[start of PROVIDED DATA]

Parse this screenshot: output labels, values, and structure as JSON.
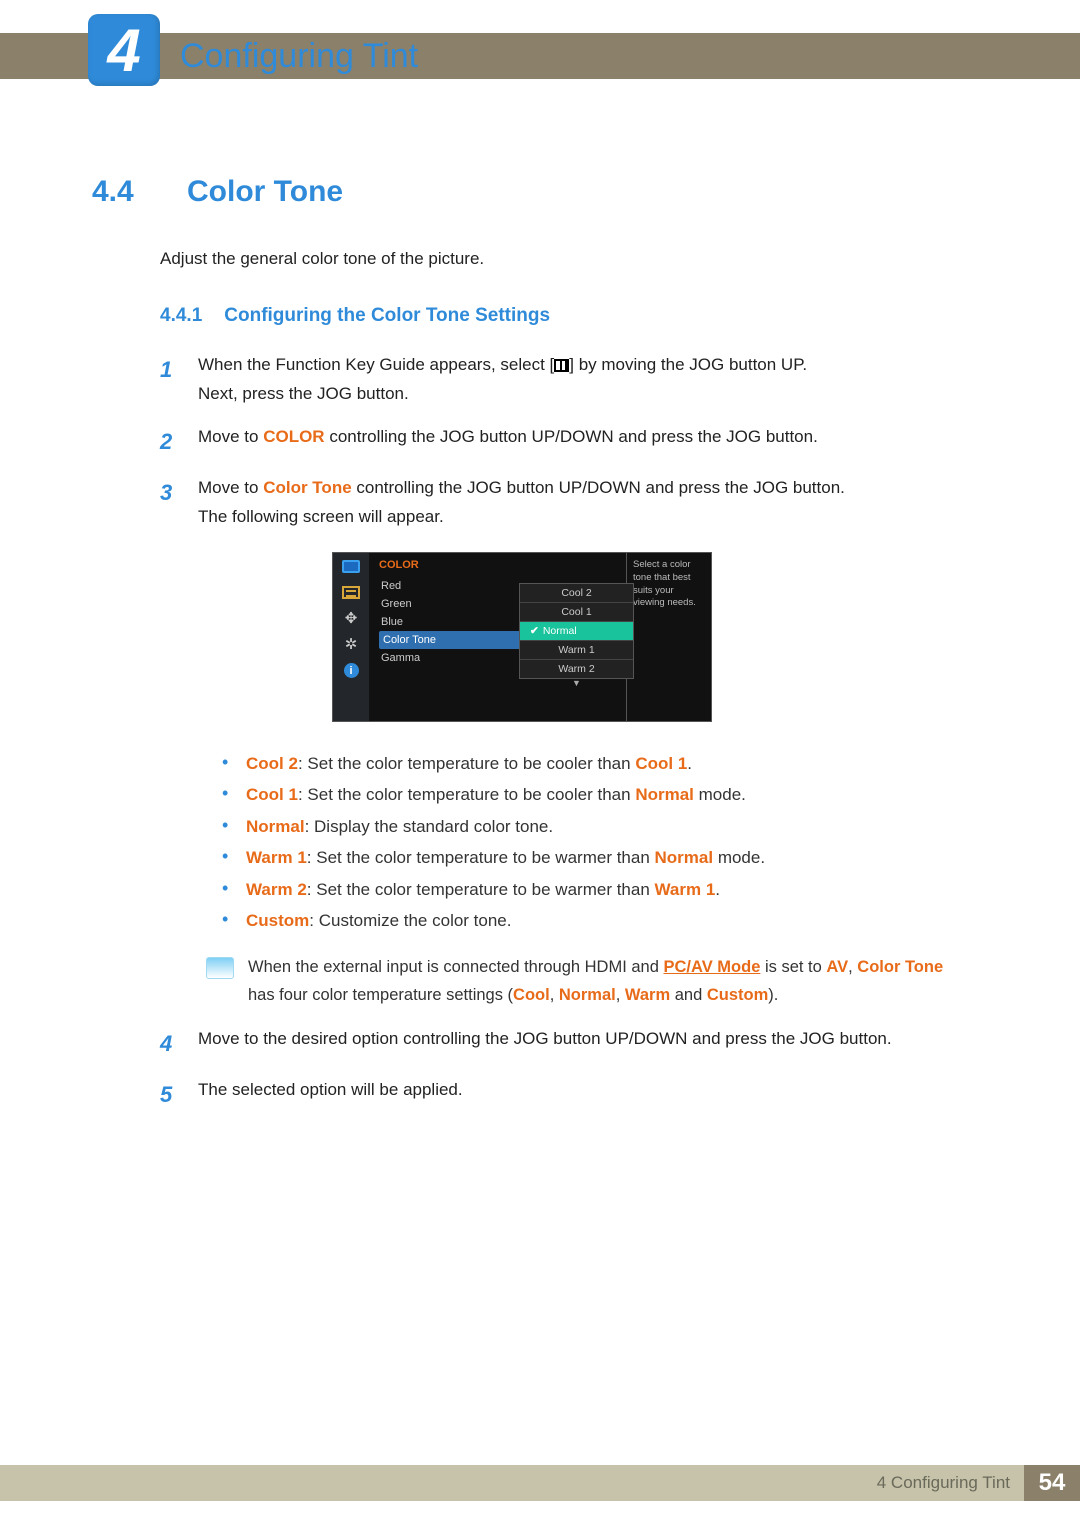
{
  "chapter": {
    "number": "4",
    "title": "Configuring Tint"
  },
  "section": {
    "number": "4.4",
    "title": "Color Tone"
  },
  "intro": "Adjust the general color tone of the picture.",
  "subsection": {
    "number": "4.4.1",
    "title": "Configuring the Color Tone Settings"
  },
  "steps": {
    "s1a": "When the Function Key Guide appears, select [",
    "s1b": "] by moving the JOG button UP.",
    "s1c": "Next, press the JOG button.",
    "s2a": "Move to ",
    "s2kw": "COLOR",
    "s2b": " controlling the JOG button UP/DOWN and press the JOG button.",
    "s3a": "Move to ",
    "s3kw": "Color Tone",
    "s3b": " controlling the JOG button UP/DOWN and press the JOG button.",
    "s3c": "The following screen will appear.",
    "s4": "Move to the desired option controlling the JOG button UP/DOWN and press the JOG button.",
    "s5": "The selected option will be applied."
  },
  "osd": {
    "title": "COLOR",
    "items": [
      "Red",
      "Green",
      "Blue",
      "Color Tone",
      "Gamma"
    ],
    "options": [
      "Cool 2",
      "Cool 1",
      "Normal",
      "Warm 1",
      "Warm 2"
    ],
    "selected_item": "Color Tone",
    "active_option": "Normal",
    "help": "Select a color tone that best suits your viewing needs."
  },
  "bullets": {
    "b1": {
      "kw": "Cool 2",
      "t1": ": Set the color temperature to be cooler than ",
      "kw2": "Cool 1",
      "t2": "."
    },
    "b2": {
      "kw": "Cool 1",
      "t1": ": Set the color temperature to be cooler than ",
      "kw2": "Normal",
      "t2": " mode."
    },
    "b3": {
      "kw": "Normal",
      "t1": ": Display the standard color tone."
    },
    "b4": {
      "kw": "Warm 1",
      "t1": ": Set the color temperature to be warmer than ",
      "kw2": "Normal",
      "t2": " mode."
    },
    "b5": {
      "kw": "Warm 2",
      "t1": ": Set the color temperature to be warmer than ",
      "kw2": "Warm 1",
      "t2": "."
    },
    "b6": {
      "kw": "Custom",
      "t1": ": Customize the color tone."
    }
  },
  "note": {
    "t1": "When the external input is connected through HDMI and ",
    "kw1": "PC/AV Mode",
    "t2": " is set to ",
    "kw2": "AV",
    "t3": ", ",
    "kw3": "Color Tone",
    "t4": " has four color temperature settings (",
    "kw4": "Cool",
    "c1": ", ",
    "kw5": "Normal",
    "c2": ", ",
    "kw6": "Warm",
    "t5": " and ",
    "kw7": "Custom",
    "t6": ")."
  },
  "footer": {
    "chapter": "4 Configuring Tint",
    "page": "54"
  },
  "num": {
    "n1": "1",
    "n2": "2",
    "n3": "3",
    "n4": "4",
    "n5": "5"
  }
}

[end of PROVIDED DATA]

Every entry must be transcribed exactly. Pictures do not belong in the copy.

Parse this screenshot: output labels, values, and structure as JSON.
{
  "chapter": {
    "number": "4",
    "title": "Configuring Tint"
  },
  "section": {
    "number": "4.4",
    "title": "Color Tone"
  },
  "intro": "Adjust the general color tone of the picture.",
  "subsection": {
    "number": "4.4.1",
    "title": "Configuring the Color Tone Settings"
  },
  "steps": {
    "s1a": "When the Function Key Guide appears, select [",
    "s1b": "] by moving the JOG button UP.",
    "s1c": "Next, press the JOG button.",
    "s2a": "Move to ",
    "s2kw": "COLOR",
    "s2b": " controlling the JOG button UP/DOWN and press the JOG button.",
    "s3a": "Move to ",
    "s3kw": "Color Tone",
    "s3b": " controlling the JOG button UP/DOWN and press the JOG button.",
    "s3c": "The following screen will appear.",
    "s4": "Move to the desired option controlling the JOG button UP/DOWN and press the JOG button.",
    "s5": "The selected option will be applied."
  },
  "osd": {
    "title": "COLOR",
    "items": [
      "Red",
      "Green",
      "Blue",
      "Color Tone",
      "Gamma"
    ],
    "options": [
      "Cool 2",
      "Cool 1",
      "Normal",
      "Warm 1",
      "Warm 2"
    ],
    "selected_item": "Color Tone",
    "active_option": "Normal",
    "help": "Select a color tone that best suits your viewing needs."
  },
  "bullets": {
    "b1": {
      "kw": "Cool 2",
      "t1": ": Set the color temperature to be cooler than ",
      "kw2": "Cool 1",
      "t2": "."
    },
    "b2": {
      "kw": "Cool 1",
      "t1": ": Set the color temperature to be cooler than ",
      "kw2": "Normal",
      "t2": " mode."
    },
    "b3": {
      "kw": "Normal",
      "t1": ": Display the standard color tone."
    },
    "b4": {
      "kw": "Warm 1",
      "t1": ": Set the color temperature to be warmer than ",
      "kw2": "Normal",
      "t2": " mode."
    },
    "b5": {
      "kw": "Warm 2",
      "t1": ": Set the color temperature to be warmer than ",
      "kw2": "Warm 1",
      "t2": "."
    },
    "b6": {
      "kw": "Custom",
      "t1": ": Customize the color tone."
    }
  },
  "note": {
    "t1": "When the external input is connected through HDMI and ",
    "kw1": "PC/AV Mode",
    "t2": " is set to ",
    "kw2": "AV",
    "t3": ", ",
    "kw3": "Color Tone",
    "t4": " has four color temperature settings (",
    "kw4": "Cool",
    "c1": ", ",
    "kw5": "Normal",
    "c2": ", ",
    "kw6": "Warm",
    "t5": " and ",
    "kw7": "Custom",
    "t6": ")."
  },
  "footer": {
    "chapter": "4 Configuring Tint",
    "page": "54"
  },
  "num": {
    "n1": "1",
    "n2": "2",
    "n3": "3",
    "n4": "4",
    "n5": "5"
  }
}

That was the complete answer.